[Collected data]
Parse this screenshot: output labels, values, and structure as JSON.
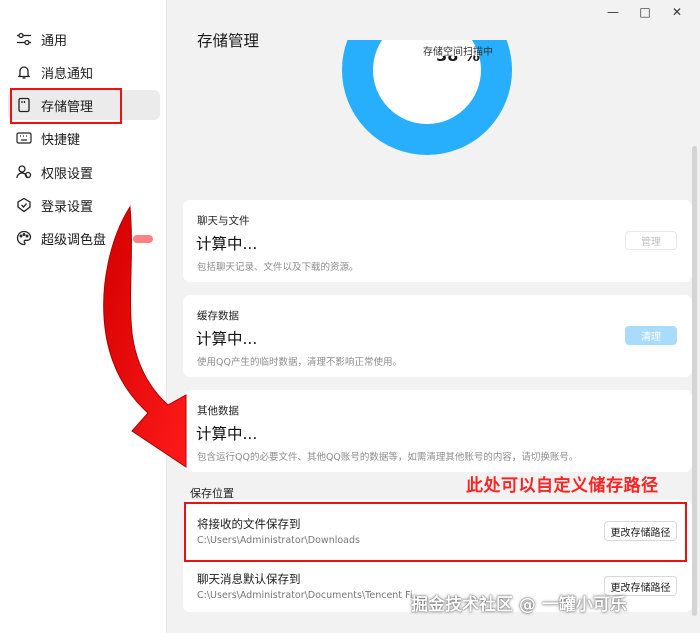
{
  "sidebar": {
    "items": [
      {
        "label": "通用",
        "icon": "sliders-icon"
      },
      {
        "label": "消息通知",
        "icon": "bell-icon"
      },
      {
        "label": "存储管理",
        "icon": "storage-icon",
        "active": true
      },
      {
        "label": "快捷键",
        "icon": "keyboard-icon"
      },
      {
        "label": "权限设置",
        "icon": "users-icon"
      },
      {
        "label": "登录设置",
        "icon": "shield-icon"
      },
      {
        "label": "超级调色盘",
        "icon": "palette-icon"
      }
    ]
  },
  "window": {
    "minimize": "—",
    "maximize": "□",
    "close": "✕"
  },
  "header": {
    "title": "存储管理"
  },
  "scan": {
    "percent": "38 %",
    "label": "存储空间扫描中",
    "ring_color": "#27aefc"
  },
  "cards": [
    {
      "label": "聊天与文件",
      "value": "计算中...",
      "desc": "包括聊天记录、文件以及下载的资源。",
      "button": "管理"
    },
    {
      "label": "缓存数据",
      "value": "计算中...",
      "desc": "使用QQ产生的临时数据，清理不影响正常使用。",
      "button": "清理"
    },
    {
      "label": "其他数据",
      "value": "计算中...",
      "desc": "包含运行QQ的必要文件、其他QQ账号的数据等，如需清理其他账号的内容，请切换账号。"
    }
  ],
  "save_location": {
    "title": "保存位置",
    "rows": [
      {
        "label": "将接收的文件保存到",
        "path": "C:\\Users\\Administrator\\Downloads",
        "button": "更改存储路径"
      },
      {
        "label": "聊天消息默认保存到",
        "path": "C:\\Users\\Administrator\\Documents\\Tencent Fi",
        "button": "更改存储路径"
      }
    ]
  },
  "annotation": {
    "text": "此处可以自定义储存路径",
    "color": "#ff2424"
  },
  "watermark": "掘金技术社区 @ 一罐小可乐"
}
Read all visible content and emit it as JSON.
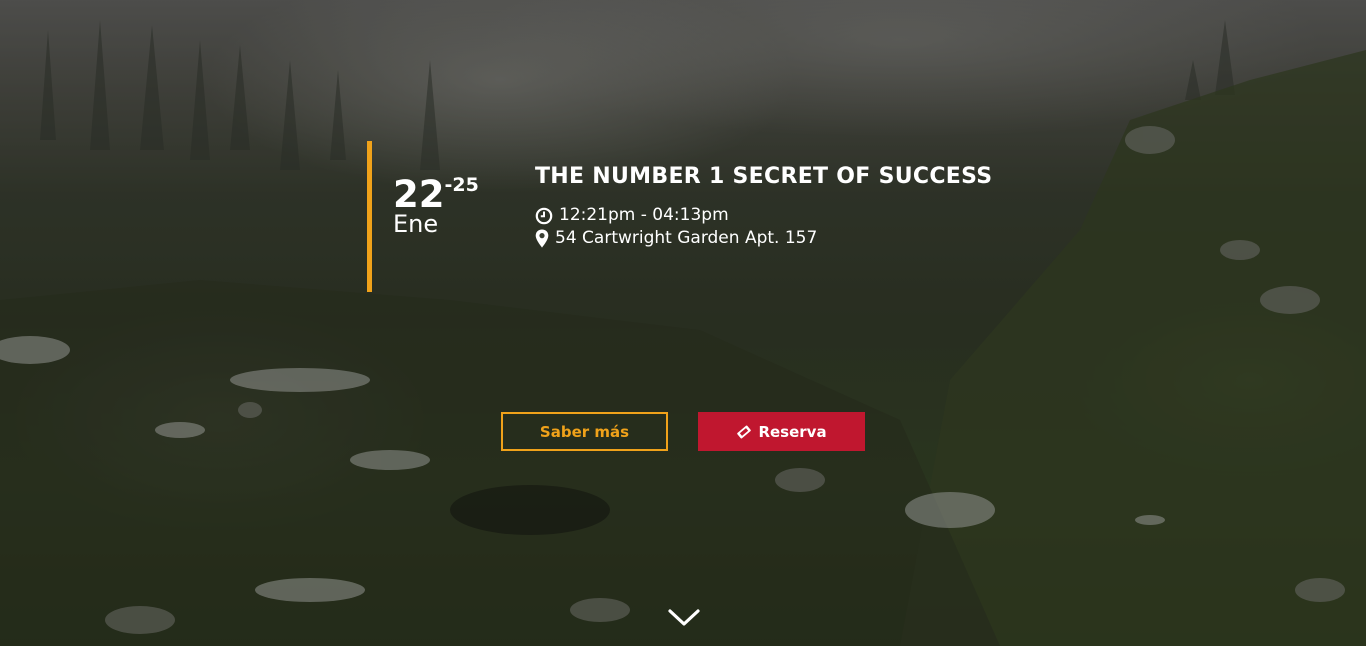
{
  "event": {
    "date": {
      "day": "22",
      "end": "-25",
      "month": "Ene"
    },
    "title": "THE NUMBER 1 SECRET OF SUCCESS",
    "time": "12:21pm - 04:13pm",
    "location": "54 Cartwright Garden Apt. 157"
  },
  "actions": {
    "more_label": "Saber más",
    "reserve_label": "Reserva"
  },
  "icons": {
    "time": "clock-icon",
    "location": "map-marker-icon",
    "reserve": "ticket-icon",
    "scroll": "chevron-down-icon"
  },
  "colors": {
    "accent": "#f0a21a",
    "reserve": "#c0172f",
    "text": "#ffffff"
  }
}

## Problem
Reproduce the records verbatim, omitting all images they contain.

## Result
Parse this screenshot: output labels, values, and structure as JSON.
{
  "sidebar": {
    "items": [
      {
        "label": "通用",
        "icon": "sliders-icon"
      },
      {
        "label": "消息通知",
        "icon": "bell-icon"
      },
      {
        "label": "存储管理",
        "icon": "storage-icon",
        "active": true
      },
      {
        "label": "快捷键",
        "icon": "keyboard-icon"
      },
      {
        "label": "权限设置",
        "icon": "users-icon"
      },
      {
        "label": "登录设置",
        "icon": "shield-icon"
      },
      {
        "label": "超级调色盘",
        "icon": "palette-icon"
      }
    ]
  },
  "window": {
    "minimize": "—",
    "maximize": "□",
    "close": "✕"
  },
  "header": {
    "title": "存储管理"
  },
  "scan": {
    "percent": "38 %",
    "label": "存储空间扫描中",
    "ring_color": "#27aefc"
  },
  "cards": [
    {
      "label": "聊天与文件",
      "value": "计算中...",
      "desc": "包括聊天记录、文件以及下载的资源。",
      "button": "管理"
    },
    {
      "label": "缓存数据",
      "value": "计算中...",
      "desc": "使用QQ产生的临时数据，清理不影响正常使用。",
      "button": "清理"
    },
    {
      "label": "其他数据",
      "value": "计算中...",
      "desc": "包含运行QQ的必要文件、其他QQ账号的数据等，如需清理其他账号的内容，请切换账号。"
    }
  ],
  "save_location": {
    "title": "保存位置",
    "rows": [
      {
        "label": "将接收的文件保存到",
        "path": "C:\\Users\\Administrator\\Downloads",
        "button": "更改存储路径"
      },
      {
        "label": "聊天消息默认保存到",
        "path": "C:\\Users\\Administrator\\Documents\\Tencent Fi",
        "button": "更改存储路径"
      }
    ]
  },
  "annotation": {
    "text": "此处可以自定义储存路径",
    "color": "#ff2424"
  },
  "watermark": "掘金技术社区 @ 一罐小可乐"
}
Read all visible content and emit it as JSON.
{
  "event": {
    "date": {
      "day": "22",
      "end": "-25",
      "month": "Ene"
    },
    "title": "THE NUMBER 1 SECRET OF SUCCESS",
    "time": "12:21pm - 04:13pm",
    "location": "54 Cartwright Garden Apt. 157"
  },
  "actions": {
    "more_label": "Saber más",
    "reserve_label": "Reserva"
  },
  "icons": {
    "time": "clock-icon",
    "location": "map-marker-icon",
    "reserve": "ticket-icon",
    "scroll": "chevron-down-icon"
  },
  "colors": {
    "accent": "#f0a21a",
    "reserve": "#c0172f",
    "text": "#ffffff"
  }
}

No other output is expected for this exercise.